— BEGIN SOURCE PASSAGE —
A coming-of-age tale of fan fiction, family and first love.
Cath is a Simon Snow fan.
Okay, the whole world is a Simon Snow fan . . .
But for Cath, being a fan is her life — and she’s really good at it. She and her twin sister, Wren, ensconced themselves in the Simon Snow series when they were just kids; it’s what got them through their mother leaving.
Reading. Rereading. Hanging out in Simon Snow forums, writing Simon Snow fan fiction, dressing up like the characters for every movie premiere.
Cath’s sister has mostly grown away from fandom, but Cath can’t let go. She doesn’t want to.
Now that they’re going to college, Wren has told Cath she doesn’t want to be roommates. Cath is on her own, completely outside of her comfort zone. She’s got a surly roommate with a charming, always-around boyfriend, a fiction-writing professor who thinks fan fiction is the end of the civilized world, a handsome classmate who only wants to talk about words . . . And she can’t stop worrying about her dad, who’s loving and fragile and has never really been alone.
For Cath, the question is: Can she do this?
Can she make it without Wren holding her hand? Is she ready to start living her own life? Writing her own stories?
And does she even want to move on if it means leaving Simon Snow behind?
This book had me very excited and also very worried before I’d even received a copy. I’d had so many fellow bloggers rave at me about Rainbow Rowell for yonks and after reading Eleanor and Parks, I was left unsatisfied. I was expecting so much more because of all the raving comments and I’d enjoyed it but not to the same level as my fellow readers. There’s nothing wrong with that but when I heard about Fangirl, I REALLY needed this book to be as good as the premise sounded. It was my life, to an extent.
— END SOURCE PASSAGE —
— BEGIN DATA EXTRACT —
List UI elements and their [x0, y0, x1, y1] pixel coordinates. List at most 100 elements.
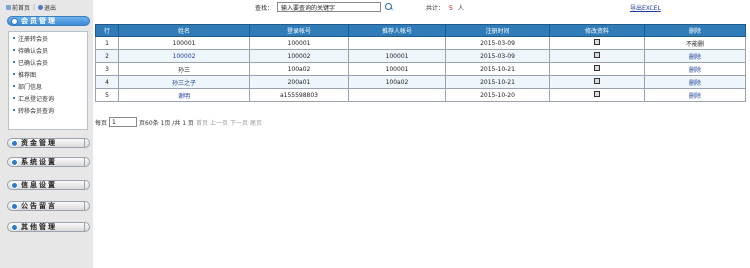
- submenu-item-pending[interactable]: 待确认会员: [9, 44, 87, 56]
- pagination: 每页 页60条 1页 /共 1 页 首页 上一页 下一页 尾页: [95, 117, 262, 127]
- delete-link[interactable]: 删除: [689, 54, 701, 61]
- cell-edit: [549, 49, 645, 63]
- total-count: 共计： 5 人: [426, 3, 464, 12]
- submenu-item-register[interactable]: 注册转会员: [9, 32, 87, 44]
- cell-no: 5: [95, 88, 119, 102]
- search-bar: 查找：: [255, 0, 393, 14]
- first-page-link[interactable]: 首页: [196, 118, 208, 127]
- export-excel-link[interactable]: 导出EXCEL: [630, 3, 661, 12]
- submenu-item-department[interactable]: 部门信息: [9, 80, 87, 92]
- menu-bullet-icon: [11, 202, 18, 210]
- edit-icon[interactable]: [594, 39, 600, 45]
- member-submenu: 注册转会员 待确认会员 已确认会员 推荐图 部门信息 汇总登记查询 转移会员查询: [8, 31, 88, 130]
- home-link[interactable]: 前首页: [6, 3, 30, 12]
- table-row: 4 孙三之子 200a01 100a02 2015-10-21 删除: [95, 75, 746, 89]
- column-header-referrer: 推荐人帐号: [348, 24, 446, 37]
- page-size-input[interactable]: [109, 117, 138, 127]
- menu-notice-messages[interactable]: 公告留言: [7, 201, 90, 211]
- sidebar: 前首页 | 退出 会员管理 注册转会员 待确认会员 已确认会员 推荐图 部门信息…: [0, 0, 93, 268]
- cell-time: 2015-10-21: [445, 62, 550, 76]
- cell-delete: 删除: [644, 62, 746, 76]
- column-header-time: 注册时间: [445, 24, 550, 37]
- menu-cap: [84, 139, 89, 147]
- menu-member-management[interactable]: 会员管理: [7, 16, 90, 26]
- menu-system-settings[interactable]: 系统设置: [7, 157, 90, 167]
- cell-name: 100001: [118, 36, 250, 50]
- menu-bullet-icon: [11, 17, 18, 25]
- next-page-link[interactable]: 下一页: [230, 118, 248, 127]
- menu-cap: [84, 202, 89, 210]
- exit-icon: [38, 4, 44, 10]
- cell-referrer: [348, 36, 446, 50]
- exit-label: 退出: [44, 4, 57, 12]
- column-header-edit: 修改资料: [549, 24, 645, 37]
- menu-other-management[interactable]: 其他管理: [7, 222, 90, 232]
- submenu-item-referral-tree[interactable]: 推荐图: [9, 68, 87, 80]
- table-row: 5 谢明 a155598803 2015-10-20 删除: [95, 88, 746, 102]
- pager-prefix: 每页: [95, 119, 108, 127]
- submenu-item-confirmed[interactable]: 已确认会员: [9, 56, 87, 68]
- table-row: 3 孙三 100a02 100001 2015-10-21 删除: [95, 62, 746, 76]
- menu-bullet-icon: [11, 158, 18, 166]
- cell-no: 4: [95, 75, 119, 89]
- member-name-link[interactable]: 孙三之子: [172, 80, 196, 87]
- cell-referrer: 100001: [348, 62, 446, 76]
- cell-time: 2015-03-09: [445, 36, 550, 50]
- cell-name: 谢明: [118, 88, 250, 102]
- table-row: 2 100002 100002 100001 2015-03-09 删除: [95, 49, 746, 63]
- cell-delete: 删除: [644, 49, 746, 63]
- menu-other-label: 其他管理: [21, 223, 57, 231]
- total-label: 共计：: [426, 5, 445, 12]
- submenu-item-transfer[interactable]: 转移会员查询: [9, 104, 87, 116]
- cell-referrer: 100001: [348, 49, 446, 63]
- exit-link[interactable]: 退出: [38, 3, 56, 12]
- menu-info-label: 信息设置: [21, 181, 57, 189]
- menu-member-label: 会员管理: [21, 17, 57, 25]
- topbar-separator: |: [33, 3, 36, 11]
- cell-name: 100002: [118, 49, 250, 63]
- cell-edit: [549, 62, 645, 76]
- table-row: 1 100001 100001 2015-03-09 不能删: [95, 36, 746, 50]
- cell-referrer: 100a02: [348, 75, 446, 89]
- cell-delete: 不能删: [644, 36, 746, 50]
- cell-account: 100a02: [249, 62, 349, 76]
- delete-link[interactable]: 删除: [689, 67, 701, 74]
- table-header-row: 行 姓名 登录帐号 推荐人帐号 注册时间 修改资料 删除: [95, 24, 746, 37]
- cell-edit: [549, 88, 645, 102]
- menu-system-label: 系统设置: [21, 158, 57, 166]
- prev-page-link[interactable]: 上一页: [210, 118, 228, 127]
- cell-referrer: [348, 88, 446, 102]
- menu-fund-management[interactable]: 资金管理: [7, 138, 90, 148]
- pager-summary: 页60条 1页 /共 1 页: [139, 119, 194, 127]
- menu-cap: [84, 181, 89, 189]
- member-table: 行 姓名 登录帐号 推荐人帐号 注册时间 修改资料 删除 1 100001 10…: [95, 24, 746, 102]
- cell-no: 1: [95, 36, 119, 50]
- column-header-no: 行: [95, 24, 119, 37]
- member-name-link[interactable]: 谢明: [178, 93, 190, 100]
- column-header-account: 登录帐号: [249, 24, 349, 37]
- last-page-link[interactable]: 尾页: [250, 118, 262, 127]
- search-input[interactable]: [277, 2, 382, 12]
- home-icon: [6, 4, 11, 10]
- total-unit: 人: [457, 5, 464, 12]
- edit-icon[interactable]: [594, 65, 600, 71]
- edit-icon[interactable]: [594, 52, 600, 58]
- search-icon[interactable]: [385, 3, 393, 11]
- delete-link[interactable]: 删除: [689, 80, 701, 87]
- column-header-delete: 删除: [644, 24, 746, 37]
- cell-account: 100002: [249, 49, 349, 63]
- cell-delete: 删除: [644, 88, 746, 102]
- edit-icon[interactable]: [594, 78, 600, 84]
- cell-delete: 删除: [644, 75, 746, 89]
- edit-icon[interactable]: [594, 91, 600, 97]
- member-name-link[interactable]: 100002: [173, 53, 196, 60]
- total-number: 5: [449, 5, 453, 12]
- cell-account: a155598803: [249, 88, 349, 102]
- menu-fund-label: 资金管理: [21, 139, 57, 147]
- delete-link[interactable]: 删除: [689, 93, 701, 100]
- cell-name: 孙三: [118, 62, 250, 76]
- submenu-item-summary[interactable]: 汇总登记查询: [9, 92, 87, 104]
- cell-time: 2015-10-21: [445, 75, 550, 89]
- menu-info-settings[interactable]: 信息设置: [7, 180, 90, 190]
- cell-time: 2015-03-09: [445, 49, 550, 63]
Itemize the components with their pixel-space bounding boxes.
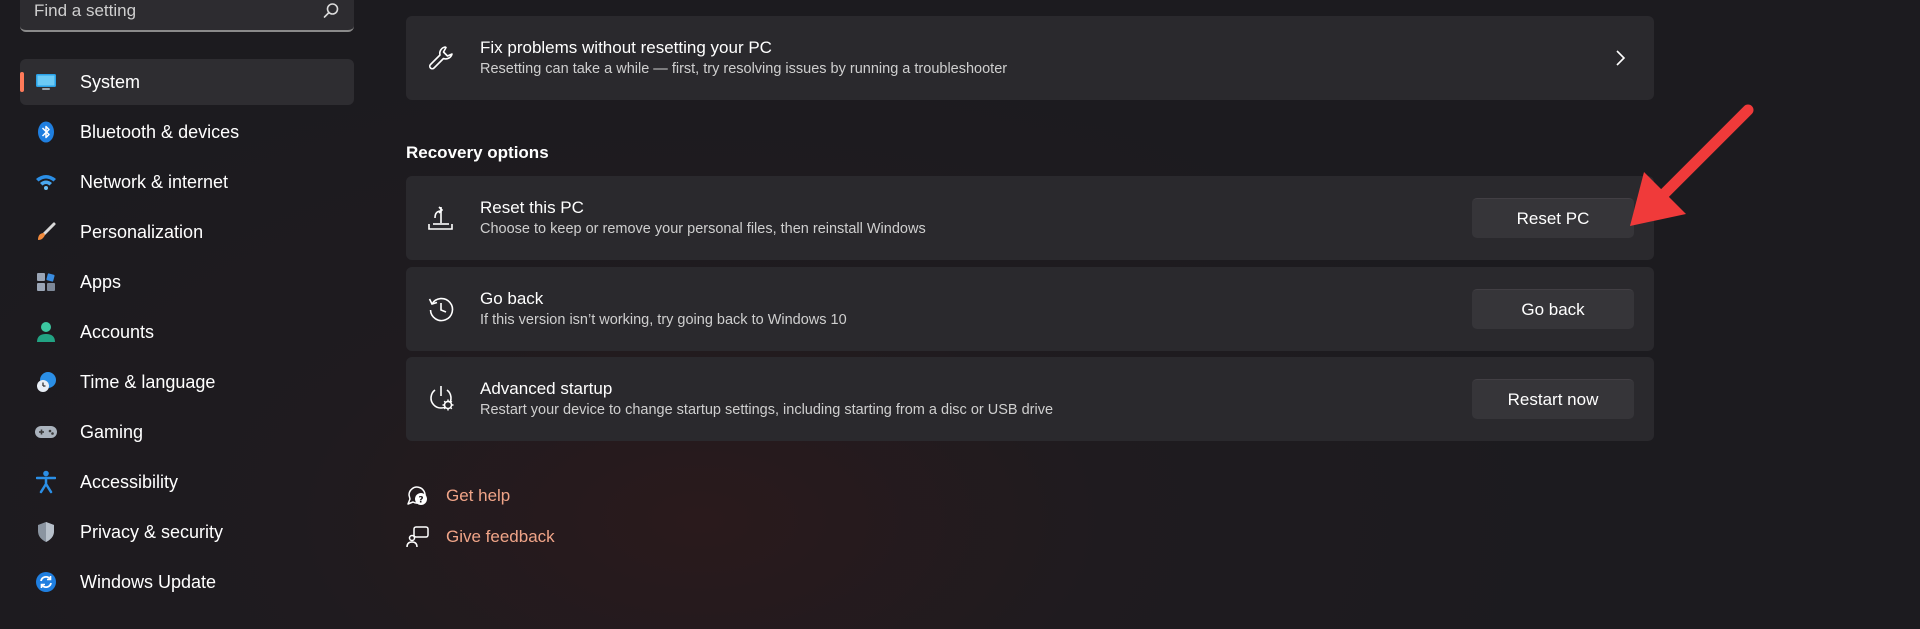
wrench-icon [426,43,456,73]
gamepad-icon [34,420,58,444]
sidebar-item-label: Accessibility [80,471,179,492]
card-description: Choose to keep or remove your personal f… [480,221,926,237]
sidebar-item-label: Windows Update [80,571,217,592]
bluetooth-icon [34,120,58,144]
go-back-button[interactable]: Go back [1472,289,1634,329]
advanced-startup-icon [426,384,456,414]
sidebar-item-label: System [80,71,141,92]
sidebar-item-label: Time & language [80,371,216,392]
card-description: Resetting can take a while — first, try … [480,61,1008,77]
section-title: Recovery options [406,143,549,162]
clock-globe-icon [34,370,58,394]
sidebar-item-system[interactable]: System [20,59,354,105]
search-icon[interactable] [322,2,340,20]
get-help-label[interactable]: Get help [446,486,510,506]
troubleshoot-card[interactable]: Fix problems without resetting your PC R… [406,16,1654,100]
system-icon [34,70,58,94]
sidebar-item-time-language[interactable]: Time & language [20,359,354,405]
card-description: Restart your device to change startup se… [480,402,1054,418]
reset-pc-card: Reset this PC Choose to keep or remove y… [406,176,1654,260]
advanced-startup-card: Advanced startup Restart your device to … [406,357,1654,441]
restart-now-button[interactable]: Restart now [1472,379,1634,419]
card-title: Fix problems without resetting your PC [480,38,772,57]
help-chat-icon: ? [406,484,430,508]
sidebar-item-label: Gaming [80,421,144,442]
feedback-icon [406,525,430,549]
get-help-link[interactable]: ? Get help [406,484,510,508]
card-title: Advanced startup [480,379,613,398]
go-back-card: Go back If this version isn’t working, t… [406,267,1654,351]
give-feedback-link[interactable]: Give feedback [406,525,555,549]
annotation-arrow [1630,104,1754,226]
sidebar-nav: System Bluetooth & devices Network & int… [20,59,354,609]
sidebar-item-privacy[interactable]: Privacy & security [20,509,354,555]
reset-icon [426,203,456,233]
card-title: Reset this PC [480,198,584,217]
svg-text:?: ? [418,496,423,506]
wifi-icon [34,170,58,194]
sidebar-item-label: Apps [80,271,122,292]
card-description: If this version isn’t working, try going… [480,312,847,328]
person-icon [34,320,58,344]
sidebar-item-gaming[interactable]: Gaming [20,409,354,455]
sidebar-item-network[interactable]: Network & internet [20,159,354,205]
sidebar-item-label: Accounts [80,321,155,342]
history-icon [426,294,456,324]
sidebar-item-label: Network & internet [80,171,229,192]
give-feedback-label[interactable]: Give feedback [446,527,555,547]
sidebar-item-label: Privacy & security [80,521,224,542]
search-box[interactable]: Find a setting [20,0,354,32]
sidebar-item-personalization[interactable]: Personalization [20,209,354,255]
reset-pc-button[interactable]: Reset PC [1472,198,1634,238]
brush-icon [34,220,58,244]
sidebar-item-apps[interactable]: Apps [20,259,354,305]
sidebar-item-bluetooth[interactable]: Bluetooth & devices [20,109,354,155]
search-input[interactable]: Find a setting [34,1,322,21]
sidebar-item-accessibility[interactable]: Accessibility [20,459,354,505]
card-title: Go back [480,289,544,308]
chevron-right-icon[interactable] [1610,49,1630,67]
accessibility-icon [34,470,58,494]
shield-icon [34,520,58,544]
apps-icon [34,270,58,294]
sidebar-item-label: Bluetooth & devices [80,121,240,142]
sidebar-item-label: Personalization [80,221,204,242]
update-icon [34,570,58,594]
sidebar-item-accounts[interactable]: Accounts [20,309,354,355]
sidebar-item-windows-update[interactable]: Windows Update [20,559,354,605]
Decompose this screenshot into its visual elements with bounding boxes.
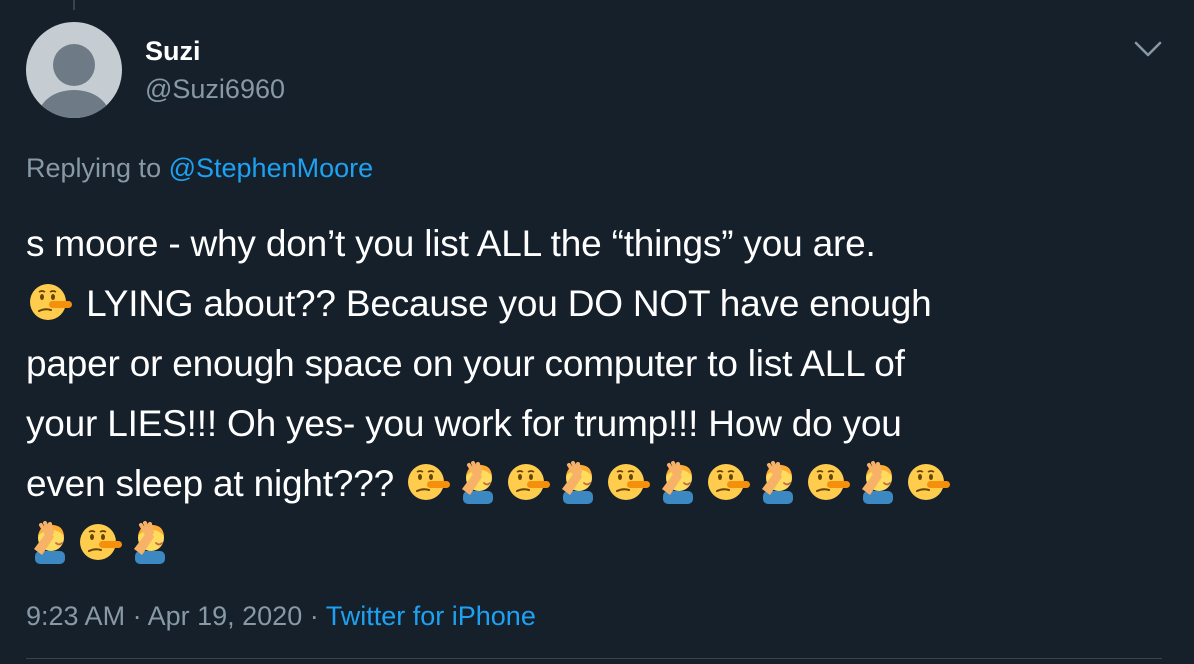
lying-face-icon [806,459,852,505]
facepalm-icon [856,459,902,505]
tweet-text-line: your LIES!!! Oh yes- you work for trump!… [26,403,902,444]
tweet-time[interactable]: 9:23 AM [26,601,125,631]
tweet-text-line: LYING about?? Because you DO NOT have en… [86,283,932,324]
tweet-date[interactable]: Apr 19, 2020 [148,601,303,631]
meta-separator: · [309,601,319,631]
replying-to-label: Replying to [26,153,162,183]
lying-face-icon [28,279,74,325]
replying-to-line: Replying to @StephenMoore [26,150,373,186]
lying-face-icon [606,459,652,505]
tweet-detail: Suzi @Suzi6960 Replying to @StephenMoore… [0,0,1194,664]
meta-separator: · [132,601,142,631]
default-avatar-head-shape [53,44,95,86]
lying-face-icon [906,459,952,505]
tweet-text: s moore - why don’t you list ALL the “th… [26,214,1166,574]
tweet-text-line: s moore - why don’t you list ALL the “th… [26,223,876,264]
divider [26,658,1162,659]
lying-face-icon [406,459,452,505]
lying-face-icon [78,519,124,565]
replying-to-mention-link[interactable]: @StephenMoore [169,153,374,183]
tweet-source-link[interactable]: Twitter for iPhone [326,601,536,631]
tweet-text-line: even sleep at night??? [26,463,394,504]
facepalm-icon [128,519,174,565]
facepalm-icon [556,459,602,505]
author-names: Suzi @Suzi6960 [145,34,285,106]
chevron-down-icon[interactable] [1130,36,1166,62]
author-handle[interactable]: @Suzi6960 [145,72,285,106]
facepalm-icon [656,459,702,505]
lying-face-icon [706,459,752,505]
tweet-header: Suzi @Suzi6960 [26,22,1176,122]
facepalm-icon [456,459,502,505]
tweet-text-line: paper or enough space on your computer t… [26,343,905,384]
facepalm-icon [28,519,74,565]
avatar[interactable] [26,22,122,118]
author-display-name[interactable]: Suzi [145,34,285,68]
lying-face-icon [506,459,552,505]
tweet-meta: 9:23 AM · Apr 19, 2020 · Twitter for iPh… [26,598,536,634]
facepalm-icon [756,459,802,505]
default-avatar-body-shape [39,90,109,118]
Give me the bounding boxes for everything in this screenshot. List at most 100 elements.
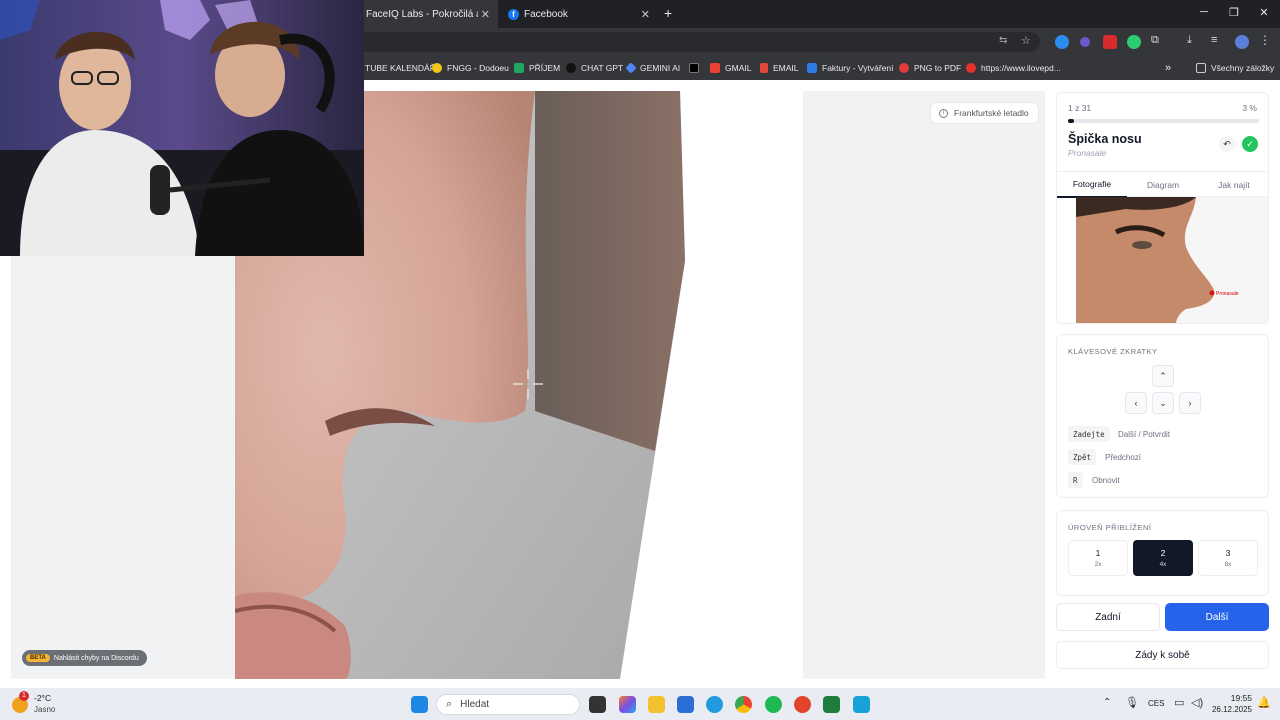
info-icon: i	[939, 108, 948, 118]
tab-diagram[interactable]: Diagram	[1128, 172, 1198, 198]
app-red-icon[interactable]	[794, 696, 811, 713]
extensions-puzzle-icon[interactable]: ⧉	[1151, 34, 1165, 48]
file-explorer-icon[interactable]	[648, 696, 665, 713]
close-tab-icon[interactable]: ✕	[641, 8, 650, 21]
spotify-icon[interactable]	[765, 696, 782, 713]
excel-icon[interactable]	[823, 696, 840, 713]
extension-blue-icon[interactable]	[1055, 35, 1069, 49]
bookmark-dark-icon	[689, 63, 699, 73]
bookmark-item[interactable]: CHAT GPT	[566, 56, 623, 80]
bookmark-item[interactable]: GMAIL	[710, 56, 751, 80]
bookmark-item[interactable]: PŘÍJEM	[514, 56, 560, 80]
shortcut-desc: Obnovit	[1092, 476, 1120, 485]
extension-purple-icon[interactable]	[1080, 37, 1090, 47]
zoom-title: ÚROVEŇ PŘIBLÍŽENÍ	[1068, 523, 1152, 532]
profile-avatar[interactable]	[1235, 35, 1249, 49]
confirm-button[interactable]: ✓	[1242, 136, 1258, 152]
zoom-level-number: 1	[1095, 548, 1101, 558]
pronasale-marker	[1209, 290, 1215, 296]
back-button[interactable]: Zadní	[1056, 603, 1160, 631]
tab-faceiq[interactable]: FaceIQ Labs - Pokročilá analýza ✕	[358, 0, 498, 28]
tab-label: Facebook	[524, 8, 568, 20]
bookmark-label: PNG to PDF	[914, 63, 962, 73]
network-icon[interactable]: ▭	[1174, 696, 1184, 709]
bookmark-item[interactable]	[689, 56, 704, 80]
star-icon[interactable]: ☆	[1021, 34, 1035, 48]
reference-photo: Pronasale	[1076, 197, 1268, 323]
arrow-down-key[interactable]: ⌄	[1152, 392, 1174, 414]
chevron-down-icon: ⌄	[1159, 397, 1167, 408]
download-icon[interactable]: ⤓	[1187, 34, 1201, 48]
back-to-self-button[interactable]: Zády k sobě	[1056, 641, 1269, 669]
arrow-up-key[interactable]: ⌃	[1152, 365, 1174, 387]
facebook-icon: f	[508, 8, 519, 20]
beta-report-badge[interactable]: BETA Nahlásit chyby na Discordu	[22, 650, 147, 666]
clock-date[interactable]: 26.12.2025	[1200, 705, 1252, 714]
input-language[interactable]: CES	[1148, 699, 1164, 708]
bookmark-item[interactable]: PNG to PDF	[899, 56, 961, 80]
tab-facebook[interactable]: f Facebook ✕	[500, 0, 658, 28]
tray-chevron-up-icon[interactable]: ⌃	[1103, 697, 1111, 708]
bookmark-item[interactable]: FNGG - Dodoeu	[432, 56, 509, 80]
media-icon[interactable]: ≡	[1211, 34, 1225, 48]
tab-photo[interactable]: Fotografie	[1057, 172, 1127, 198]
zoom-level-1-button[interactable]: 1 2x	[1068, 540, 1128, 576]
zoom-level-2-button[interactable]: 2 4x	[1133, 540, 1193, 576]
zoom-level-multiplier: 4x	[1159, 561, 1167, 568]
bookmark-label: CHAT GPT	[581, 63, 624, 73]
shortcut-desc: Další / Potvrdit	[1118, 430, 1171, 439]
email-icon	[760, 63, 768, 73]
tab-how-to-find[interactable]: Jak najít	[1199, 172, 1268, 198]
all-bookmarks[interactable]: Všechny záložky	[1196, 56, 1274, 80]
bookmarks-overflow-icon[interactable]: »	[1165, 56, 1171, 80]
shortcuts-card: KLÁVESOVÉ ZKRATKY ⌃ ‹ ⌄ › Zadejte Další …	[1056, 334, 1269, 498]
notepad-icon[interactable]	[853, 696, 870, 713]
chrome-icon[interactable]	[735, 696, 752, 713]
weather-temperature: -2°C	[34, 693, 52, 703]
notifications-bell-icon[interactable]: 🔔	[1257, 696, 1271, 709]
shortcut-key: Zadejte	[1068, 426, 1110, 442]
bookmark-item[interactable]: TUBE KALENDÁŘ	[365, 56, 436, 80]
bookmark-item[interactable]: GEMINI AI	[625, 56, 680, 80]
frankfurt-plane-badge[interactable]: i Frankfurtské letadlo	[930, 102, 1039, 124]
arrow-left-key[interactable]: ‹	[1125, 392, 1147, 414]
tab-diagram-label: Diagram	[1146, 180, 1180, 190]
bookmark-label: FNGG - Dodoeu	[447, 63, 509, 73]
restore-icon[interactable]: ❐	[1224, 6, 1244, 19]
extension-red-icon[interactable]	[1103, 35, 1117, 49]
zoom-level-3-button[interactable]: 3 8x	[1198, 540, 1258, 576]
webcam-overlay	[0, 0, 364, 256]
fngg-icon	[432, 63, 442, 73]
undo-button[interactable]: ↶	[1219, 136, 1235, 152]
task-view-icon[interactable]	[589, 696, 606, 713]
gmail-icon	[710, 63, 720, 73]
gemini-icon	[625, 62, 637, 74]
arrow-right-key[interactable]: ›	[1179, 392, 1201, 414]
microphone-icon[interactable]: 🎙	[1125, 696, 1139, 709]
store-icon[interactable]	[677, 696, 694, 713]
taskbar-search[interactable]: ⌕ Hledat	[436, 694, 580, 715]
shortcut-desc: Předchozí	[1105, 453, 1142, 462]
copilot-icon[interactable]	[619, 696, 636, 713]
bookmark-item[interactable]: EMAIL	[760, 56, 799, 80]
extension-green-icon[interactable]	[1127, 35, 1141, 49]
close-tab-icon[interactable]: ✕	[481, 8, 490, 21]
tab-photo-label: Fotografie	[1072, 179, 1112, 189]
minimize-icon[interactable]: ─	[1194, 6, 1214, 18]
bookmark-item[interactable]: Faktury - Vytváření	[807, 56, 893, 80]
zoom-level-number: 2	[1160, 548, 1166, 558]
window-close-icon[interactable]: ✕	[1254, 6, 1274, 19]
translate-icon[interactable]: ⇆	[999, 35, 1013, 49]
— END DATA EXTRACT —
=== TASK ===
In the Fangirl passage, what got Cath and her twin sister through their mother leaving?

=== ANSWER TO THIS TASK ===
Immersing themselves in the Simon Snow series when they were kids.